◆ EXERCISE OBJECTIVE
Repeat the records below exactly, leaving out any pictures.

● ● ● ● ●

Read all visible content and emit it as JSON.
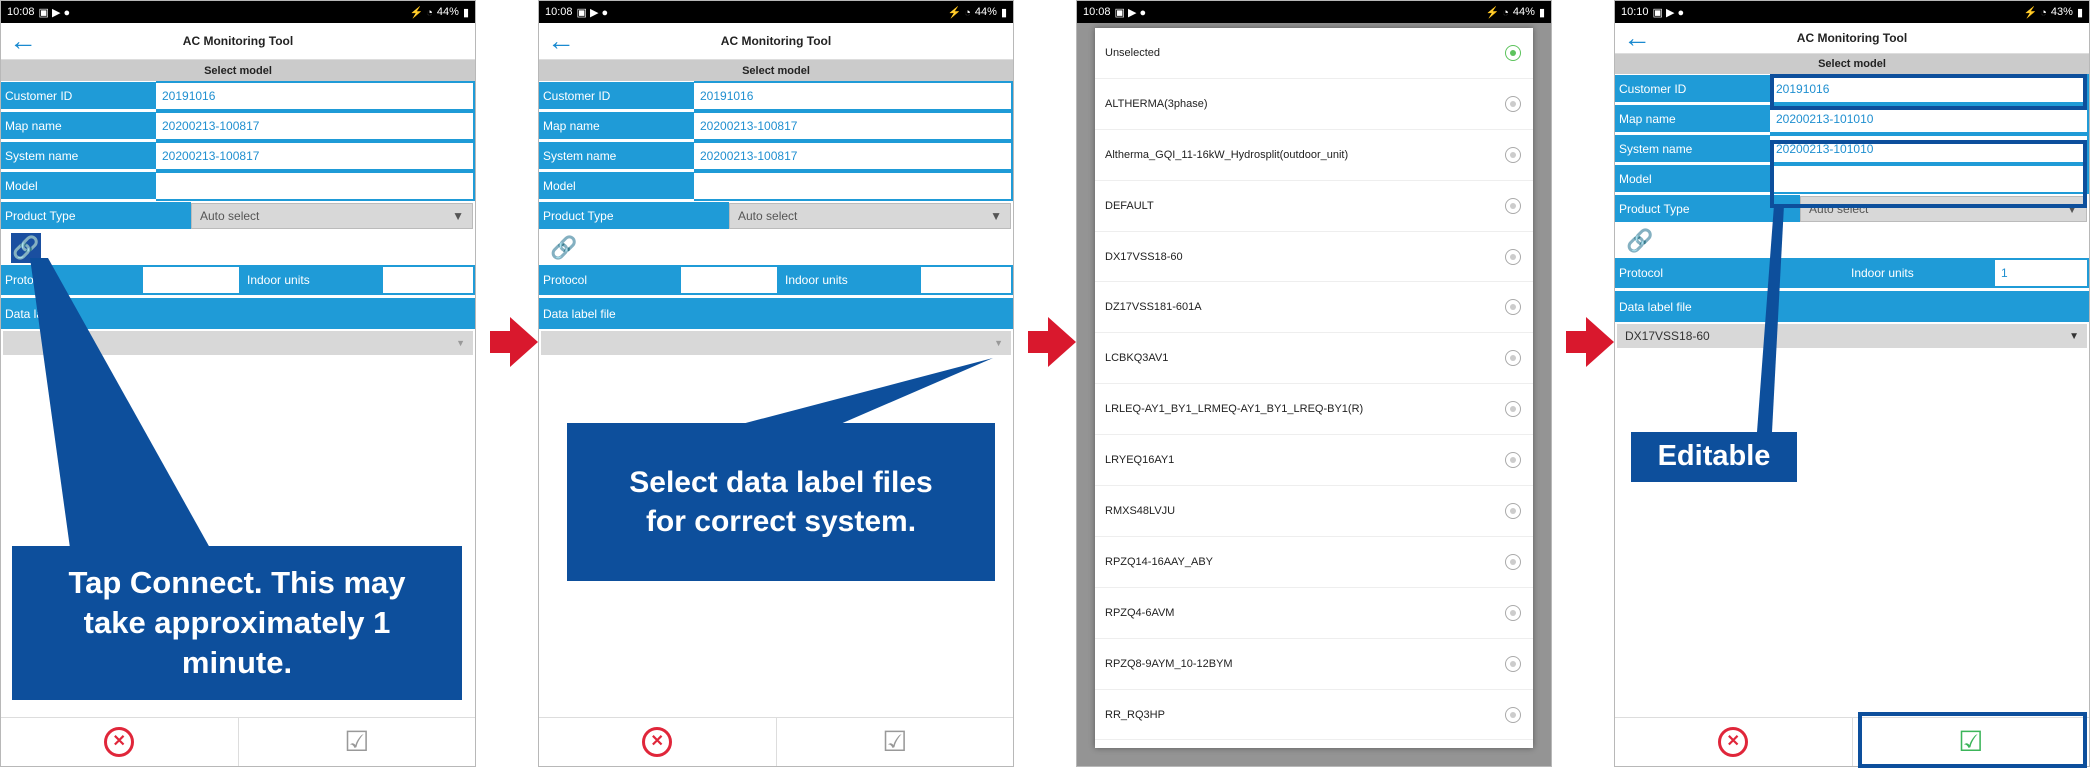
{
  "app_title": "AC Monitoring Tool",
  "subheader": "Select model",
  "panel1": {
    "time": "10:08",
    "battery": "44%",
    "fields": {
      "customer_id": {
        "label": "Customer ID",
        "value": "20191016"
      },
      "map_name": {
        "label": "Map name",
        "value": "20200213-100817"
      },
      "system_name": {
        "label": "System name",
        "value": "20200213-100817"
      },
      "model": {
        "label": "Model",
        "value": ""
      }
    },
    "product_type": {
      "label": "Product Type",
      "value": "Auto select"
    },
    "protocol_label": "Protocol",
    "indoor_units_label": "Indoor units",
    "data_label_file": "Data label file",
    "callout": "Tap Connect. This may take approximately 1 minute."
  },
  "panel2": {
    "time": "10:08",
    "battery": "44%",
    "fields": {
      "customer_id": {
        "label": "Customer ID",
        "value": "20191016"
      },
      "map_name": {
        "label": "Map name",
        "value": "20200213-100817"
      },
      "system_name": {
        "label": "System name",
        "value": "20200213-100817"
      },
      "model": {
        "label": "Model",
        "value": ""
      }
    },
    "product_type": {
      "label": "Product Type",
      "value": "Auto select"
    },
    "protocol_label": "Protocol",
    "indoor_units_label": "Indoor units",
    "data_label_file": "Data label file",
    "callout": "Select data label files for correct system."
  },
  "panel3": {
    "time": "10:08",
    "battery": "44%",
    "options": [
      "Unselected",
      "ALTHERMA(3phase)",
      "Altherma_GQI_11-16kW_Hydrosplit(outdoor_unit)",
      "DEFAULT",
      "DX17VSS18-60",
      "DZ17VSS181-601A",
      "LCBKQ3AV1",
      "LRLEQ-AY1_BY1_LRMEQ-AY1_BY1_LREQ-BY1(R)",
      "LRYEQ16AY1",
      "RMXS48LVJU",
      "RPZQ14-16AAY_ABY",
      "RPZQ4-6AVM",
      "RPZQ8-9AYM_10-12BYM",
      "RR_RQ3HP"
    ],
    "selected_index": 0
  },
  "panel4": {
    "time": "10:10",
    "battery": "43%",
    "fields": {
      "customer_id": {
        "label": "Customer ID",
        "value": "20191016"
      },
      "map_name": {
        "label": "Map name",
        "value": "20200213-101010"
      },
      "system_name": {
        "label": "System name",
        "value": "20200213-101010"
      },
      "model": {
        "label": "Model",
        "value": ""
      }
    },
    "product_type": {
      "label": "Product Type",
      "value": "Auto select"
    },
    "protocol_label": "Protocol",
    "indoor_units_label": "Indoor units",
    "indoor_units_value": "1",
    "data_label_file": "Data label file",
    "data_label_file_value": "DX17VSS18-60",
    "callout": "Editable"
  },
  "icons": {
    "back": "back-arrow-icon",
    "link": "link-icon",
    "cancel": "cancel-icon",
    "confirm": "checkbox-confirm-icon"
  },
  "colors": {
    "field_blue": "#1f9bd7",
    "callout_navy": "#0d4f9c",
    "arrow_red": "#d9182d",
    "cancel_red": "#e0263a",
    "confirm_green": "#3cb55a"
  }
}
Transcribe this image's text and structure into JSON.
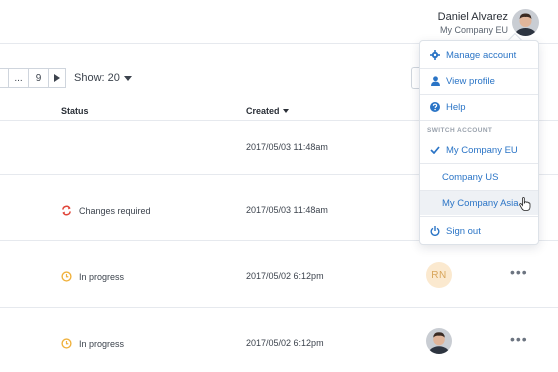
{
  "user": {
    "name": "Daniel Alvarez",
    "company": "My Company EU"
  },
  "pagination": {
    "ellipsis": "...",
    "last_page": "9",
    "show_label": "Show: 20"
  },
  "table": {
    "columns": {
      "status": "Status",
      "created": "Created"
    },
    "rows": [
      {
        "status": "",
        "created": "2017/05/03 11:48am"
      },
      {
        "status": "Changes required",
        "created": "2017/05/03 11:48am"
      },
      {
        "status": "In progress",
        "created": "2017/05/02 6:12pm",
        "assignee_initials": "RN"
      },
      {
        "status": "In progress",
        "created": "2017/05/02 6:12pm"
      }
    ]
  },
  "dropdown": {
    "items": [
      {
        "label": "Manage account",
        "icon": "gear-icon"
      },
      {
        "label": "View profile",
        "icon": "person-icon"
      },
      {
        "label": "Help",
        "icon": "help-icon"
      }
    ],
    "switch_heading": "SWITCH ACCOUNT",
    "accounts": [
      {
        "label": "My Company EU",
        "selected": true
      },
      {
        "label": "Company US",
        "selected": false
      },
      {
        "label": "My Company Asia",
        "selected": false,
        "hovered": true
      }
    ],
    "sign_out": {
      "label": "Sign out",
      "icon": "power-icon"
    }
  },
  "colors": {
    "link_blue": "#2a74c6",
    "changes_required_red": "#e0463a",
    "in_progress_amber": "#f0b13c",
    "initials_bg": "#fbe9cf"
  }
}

● ● ● ● ●

◆ FINISHED ANSWER
Read all visible content and emit it as JSON.
{
  "app_title": "AC Monitoring Tool",
  "subheader": "Select model",
  "panel1": {
    "time": "10:08",
    "battery": "44%",
    "fields": {
      "customer_id": {
        "label": "Customer ID",
        "value": "20191016"
      },
      "map_name": {
        "label": "Map name",
        "value": "20200213-100817"
      },
      "system_name": {
        "label": "System name",
        "value": "20200213-100817"
      },
      "model": {
        "label": "Model",
        "value": ""
      }
    },
    "product_type": {
      "label": "Product Type",
      "value": "Auto select"
    },
    "protocol_label": "Protocol",
    "indoor_units_label": "Indoor units",
    "data_label_file": "Data label file",
    "callout": "Tap Connect. This may take approximately 1 minute."
  },
  "panel2": {
    "time": "10:08",
    "battery": "44%",
    "fields": {
      "customer_id": {
        "label": "Customer ID",
        "value": "20191016"
      },
      "map_name": {
        "label": "Map name",
        "value": "20200213-100817"
      },
      "system_name": {
        "label": "System name",
        "value": "20200213-100817"
      },
      "model": {
        "label": "Model",
        "value": ""
      }
    },
    "product_type": {
      "label": "Product Type",
      "value": "Auto select"
    },
    "protocol_label": "Protocol",
    "indoor_units_label": "Indoor units",
    "data_label_file": "Data label file",
    "callout": "Select data label files for correct system."
  },
  "panel3": {
    "time": "10:08",
    "battery": "44%",
    "options": [
      "Unselected",
      "ALTHERMA(3phase)",
      "Altherma_GQI_11-16kW_Hydrosplit(outdoor_unit)",
      "DEFAULT",
      "DX17VSS18-60",
      "DZ17VSS181-601A",
      "LCBKQ3AV1",
      "LRLEQ-AY1_BY1_LRMEQ-AY1_BY1_LREQ-BY1(R)",
      "LRYEQ16AY1",
      "RMXS48LVJU",
      "RPZQ14-16AAY_ABY",
      "RPZQ4-6AVM",
      "RPZQ8-9AYM_10-12BYM",
      "RR_RQ3HP"
    ],
    "selected_index": 0
  },
  "panel4": {
    "time": "10:10",
    "battery": "43%",
    "fields": {
      "customer_id": {
        "label": "Customer ID",
        "value": "20191016"
      },
      "map_name": {
        "label": "Map name",
        "value": "20200213-101010"
      },
      "system_name": {
        "label": "System name",
        "value": "20200213-101010"
      },
      "model": {
        "label": "Model",
        "value": ""
      }
    },
    "product_type": {
      "label": "Product Type",
      "value": "Auto select"
    },
    "protocol_label": "Protocol",
    "indoor_units_label": "Indoor units",
    "indoor_units_value": "1",
    "data_label_file": "Data label file",
    "data_label_file_value": "DX17VSS18-60",
    "callout": "Editable"
  },
  "icons": {
    "back": "back-arrow-icon",
    "link": "link-icon",
    "cancel": "cancel-icon",
    "confirm": "checkbox-confirm-icon"
  },
  "colors": {
    "field_blue": "#1f9bd7",
    "callout_navy": "#0d4f9c",
    "arrow_red": "#d9182d",
    "cancel_red": "#e0263a",
    "confirm_green": "#3cb55a"
  }
}
Transcribe this image's text and structure into JSON.
{
  "user": {
    "name": "Daniel Alvarez",
    "company": "My Company EU"
  },
  "pagination": {
    "ellipsis": "...",
    "last_page": "9",
    "show_label": "Show: 20"
  },
  "table": {
    "columns": {
      "status": "Status",
      "created": "Created"
    },
    "rows": [
      {
        "status": "",
        "created": "2017/05/03 11:48am"
      },
      {
        "status": "Changes required",
        "created": "2017/05/03 11:48am"
      },
      {
        "status": "In progress",
        "created": "2017/05/02 6:12pm",
        "assignee_initials": "RN"
      },
      {
        "status": "In progress",
        "created": "2017/05/02 6:12pm"
      }
    ]
  },
  "dropdown": {
    "items": [
      {
        "label": "Manage account",
        "icon": "gear-icon"
      },
      {
        "label": "View profile",
        "icon": "person-icon"
      },
      {
        "label": "Help",
        "icon": "help-icon"
      }
    ],
    "switch_heading": "SWITCH ACCOUNT",
    "accounts": [
      {
        "label": "My Company EU",
        "selected": true
      },
      {
        "label": "Company US",
        "selected": false
      },
      {
        "label": "My Company Asia",
        "selected": false,
        "hovered": true
      }
    ],
    "sign_out": {
      "label": "Sign out",
      "icon": "power-icon"
    }
  },
  "colors": {
    "link_blue": "#2a74c6",
    "changes_required_red": "#e0463a",
    "in_progress_amber": "#f0b13c",
    "initials_bg": "#fbe9cf"
  }
}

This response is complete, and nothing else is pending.